### WHAT THE EXERCISE ASKS
Look through the data and write out every line with the word "text" in it.

### DATASET RECORDS
------------------------------

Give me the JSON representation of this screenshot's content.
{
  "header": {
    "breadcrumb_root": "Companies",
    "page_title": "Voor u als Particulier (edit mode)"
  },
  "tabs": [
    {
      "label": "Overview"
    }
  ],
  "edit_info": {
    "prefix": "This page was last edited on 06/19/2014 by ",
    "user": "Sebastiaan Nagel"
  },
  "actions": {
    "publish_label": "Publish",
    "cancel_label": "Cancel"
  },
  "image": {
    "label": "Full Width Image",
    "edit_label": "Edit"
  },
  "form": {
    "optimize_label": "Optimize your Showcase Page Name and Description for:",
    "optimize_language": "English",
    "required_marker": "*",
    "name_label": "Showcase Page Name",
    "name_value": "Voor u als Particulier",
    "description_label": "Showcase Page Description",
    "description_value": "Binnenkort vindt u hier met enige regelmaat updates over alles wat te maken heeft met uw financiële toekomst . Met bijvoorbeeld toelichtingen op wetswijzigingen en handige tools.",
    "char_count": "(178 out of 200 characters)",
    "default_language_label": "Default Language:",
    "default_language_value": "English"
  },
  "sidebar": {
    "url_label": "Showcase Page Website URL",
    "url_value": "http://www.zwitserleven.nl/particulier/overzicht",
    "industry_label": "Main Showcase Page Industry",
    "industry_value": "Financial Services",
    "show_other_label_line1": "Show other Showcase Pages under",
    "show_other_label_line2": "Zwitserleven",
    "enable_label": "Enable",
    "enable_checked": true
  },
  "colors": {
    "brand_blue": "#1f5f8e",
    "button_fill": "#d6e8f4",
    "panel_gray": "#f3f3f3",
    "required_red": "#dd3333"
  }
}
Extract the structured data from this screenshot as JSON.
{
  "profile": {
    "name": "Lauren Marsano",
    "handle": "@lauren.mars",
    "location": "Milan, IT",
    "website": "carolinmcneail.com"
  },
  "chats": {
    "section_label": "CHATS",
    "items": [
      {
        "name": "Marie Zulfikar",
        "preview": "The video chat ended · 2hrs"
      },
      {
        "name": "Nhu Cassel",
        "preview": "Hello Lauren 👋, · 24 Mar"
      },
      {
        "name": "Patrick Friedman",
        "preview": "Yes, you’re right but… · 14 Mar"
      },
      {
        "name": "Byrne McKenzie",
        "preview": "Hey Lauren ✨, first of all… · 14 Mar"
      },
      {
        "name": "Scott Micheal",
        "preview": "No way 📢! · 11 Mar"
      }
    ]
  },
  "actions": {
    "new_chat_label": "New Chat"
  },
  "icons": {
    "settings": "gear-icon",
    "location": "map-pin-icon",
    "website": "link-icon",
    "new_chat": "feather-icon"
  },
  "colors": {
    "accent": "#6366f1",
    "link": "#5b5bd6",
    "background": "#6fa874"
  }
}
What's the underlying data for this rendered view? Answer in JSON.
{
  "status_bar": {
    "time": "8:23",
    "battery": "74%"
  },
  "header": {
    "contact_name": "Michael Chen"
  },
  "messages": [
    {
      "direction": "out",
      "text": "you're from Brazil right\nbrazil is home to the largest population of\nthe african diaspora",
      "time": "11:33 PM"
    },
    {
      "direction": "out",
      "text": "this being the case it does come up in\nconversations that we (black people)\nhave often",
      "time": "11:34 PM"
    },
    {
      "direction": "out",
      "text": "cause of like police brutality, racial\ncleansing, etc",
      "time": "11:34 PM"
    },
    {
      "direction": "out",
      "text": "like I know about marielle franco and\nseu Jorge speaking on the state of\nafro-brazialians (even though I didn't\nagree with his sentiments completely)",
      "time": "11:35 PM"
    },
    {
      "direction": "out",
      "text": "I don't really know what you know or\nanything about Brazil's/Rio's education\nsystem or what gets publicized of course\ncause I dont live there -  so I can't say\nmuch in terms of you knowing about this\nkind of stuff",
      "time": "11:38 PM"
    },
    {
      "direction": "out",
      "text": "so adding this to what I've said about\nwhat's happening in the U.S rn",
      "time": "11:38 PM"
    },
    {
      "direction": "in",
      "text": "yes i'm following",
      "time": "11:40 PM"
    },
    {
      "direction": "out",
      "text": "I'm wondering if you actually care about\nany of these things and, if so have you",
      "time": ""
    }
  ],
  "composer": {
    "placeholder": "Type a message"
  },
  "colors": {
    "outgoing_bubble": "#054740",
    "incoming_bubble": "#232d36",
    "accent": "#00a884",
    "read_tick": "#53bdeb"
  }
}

------------------------------

### CORRECT ANSWER
      "text": "you're from Brazil right\nbrazil is home to the largest population of\nthe african diaspora",
      "text": "this being the case it does come up in\nconversations that we (black people)\nhave often",
      "text": "cause of like police brutality, racial\ncleansing, etc",
      "text": "like I know about marielle franco and\nseu Jorge speaking on the state of\nafro-brazialians (even though I didn't\nagree with his sentiments completely)",
      "text": "I don't really know what you know or\nanything about Brazil's/Rio's education\nsystem or what gets publicized of course\ncause I dont live there -  so I can't say\nmuch in terms of you knowing about this\nkind of stuff",
      "text": "so adding this to what I've said about\nwhat's happening in the U.S rn",
      "text": "yes i'm following",
      "text": "I'm wondering if you actually care about\nany of these things and, if so have you",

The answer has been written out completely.